Records for this exercise:

= = = = =

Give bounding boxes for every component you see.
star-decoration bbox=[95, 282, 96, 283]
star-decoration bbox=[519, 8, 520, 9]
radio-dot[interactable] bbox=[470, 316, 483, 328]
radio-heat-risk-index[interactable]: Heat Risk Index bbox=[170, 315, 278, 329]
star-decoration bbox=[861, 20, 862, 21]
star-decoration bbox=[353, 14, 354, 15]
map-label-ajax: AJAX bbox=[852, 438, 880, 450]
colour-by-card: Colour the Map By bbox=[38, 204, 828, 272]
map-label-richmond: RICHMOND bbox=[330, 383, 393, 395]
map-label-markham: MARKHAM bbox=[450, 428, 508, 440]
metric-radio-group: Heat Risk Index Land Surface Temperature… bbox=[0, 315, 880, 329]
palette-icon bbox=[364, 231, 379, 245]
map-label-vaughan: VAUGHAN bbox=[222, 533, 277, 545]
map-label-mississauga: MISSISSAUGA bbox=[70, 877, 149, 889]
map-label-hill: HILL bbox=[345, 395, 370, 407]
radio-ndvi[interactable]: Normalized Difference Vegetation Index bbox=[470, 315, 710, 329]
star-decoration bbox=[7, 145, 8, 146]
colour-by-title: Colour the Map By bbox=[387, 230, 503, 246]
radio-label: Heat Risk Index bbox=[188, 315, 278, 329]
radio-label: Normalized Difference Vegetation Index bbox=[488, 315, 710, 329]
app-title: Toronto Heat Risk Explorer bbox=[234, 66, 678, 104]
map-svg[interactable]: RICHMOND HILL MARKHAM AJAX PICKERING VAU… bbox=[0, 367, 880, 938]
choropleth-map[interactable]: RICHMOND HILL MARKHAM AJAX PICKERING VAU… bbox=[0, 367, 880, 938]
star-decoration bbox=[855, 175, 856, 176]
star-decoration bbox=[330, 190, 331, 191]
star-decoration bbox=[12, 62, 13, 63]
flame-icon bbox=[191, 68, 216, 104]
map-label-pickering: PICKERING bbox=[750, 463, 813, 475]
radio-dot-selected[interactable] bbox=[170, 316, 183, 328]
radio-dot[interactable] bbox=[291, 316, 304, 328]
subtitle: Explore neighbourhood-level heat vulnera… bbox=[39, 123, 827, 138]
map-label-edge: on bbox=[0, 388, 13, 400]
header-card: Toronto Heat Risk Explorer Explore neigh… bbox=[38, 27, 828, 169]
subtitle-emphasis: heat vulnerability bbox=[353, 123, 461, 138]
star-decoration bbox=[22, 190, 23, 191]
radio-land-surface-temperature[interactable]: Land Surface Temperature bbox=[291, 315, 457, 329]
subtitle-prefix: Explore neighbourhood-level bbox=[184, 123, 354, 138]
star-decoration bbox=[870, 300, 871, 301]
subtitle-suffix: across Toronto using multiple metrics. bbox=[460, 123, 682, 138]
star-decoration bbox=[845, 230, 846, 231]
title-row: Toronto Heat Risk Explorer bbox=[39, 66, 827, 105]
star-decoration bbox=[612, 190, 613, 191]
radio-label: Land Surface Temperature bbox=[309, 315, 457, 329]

= = = = =

Return every line of the material above that contains the string "Normalized", matching case exactly.

radio-ndvi[interactable]: Normalized Difference Vegetation Index bbox=[470, 315, 710, 329]
radio-label: Normalized Difference Vegetation Index bbox=[488, 315, 710, 329]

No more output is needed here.